Task statement: Return the part of the items below that opens with the line containing "isobar-label: 1008 — [127, 125, 151, 136]" and closes with the line containing "isobar-label: 1016 — [463, 207, 487, 218]", copying each line exactly. Include both of those lines.

* BEGIN *

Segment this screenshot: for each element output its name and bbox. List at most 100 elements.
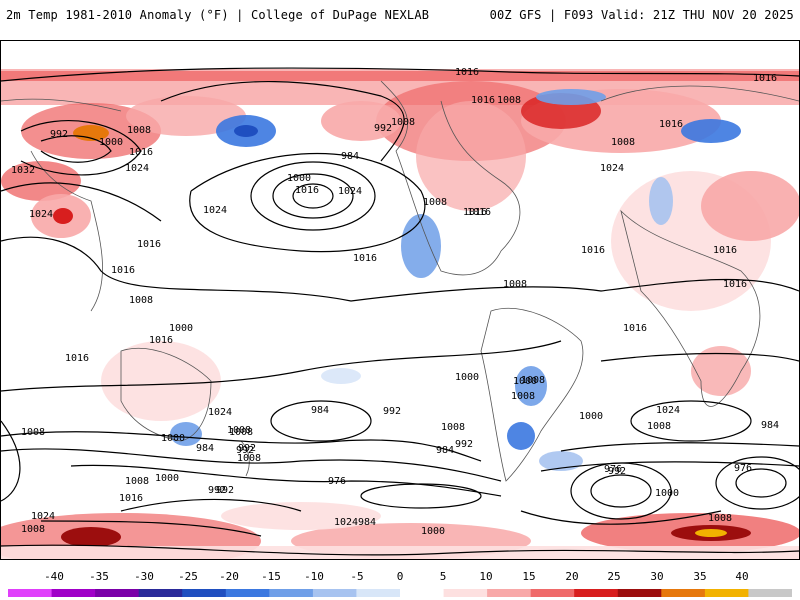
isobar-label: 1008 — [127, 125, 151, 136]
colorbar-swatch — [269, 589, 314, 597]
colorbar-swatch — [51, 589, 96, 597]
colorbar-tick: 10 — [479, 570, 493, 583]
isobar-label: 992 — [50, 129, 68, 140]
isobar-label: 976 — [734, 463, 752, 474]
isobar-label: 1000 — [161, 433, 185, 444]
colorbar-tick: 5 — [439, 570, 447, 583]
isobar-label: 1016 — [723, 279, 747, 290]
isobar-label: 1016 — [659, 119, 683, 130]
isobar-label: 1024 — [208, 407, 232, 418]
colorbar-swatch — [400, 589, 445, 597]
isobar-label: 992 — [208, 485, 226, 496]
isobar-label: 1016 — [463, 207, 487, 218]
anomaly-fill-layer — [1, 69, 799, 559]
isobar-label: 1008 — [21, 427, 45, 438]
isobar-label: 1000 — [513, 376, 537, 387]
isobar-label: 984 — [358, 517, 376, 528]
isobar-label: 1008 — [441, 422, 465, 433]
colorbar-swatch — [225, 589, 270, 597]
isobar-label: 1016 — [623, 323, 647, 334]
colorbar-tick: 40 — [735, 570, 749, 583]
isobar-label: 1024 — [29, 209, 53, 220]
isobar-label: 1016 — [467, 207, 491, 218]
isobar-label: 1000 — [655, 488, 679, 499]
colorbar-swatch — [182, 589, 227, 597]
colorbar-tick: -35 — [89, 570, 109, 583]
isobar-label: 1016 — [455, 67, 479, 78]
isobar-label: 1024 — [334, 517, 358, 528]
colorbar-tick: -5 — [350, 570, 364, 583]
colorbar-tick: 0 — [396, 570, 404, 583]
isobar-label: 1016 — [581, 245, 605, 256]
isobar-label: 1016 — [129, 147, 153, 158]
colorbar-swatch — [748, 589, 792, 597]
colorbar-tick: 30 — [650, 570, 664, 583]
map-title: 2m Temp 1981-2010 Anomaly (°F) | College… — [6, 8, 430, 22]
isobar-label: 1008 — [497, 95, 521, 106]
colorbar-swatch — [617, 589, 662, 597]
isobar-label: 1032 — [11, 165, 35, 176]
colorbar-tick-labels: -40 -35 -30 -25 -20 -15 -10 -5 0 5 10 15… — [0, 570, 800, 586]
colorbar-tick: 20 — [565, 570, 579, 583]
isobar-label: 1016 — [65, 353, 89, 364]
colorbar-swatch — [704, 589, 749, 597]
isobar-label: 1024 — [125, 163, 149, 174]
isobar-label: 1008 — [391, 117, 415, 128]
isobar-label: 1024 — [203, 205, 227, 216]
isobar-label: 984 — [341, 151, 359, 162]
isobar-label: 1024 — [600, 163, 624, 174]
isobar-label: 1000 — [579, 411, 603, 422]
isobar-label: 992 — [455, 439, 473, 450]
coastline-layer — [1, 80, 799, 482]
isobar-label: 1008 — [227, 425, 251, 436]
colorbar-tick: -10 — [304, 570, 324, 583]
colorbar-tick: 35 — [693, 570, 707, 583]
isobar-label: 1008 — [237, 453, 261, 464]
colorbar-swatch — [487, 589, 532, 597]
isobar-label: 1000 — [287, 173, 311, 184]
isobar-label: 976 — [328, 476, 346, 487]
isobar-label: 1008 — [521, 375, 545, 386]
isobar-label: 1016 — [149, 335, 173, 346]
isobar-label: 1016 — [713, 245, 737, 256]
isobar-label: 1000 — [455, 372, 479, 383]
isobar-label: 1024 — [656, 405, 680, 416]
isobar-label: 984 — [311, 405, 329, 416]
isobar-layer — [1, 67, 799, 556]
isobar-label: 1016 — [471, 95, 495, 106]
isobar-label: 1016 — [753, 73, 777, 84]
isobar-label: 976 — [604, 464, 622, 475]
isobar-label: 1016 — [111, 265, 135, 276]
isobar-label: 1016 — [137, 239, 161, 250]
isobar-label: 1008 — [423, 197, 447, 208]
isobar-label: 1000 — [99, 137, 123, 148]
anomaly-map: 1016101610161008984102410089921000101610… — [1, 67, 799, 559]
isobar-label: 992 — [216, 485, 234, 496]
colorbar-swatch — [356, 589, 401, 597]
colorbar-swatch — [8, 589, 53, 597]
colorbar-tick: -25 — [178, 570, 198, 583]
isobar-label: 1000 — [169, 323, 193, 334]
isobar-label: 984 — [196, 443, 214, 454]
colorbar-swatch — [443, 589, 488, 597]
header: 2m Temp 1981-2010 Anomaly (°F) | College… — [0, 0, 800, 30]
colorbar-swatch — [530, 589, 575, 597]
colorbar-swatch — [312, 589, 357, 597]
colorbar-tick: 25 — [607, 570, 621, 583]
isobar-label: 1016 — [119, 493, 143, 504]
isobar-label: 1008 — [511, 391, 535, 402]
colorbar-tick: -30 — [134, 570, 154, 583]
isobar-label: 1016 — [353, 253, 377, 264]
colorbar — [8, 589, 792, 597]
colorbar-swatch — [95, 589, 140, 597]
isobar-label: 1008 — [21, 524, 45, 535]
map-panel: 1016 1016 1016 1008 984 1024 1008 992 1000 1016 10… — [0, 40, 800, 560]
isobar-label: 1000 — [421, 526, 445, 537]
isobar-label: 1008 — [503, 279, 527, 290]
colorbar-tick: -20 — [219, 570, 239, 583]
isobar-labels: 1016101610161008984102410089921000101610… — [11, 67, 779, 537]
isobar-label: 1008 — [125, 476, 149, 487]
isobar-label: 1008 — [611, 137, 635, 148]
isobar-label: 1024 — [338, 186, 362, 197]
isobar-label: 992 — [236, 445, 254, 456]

* END *

Response to this exercise:
isobar-label: 1008 — [127, 125, 151, 136]
colorbar-swatch — [269, 589, 314, 597]
colorbar-swatch — [51, 589, 96, 597]
colorbar-tick: 10 — [479, 570, 493, 583]
isobar-label: 992 — [50, 129, 68, 140]
isobar-label: 976 — [734, 463, 752, 474]
isobar-label: 1000 — [161, 433, 185, 444]
colorbar-tick: 5 — [439, 570, 447, 583]
isobar-label: 1016 — [723, 279, 747, 290]
isobar-label: 1016 — [659, 119, 683, 130]
isobar-label: 1024 — [208, 407, 232, 418]
colorbar-swatch — [400, 589, 445, 597]
isobar-label: 992 — [208, 485, 226, 496]
isobar-label: 1016 — [463, 207, 487, 218]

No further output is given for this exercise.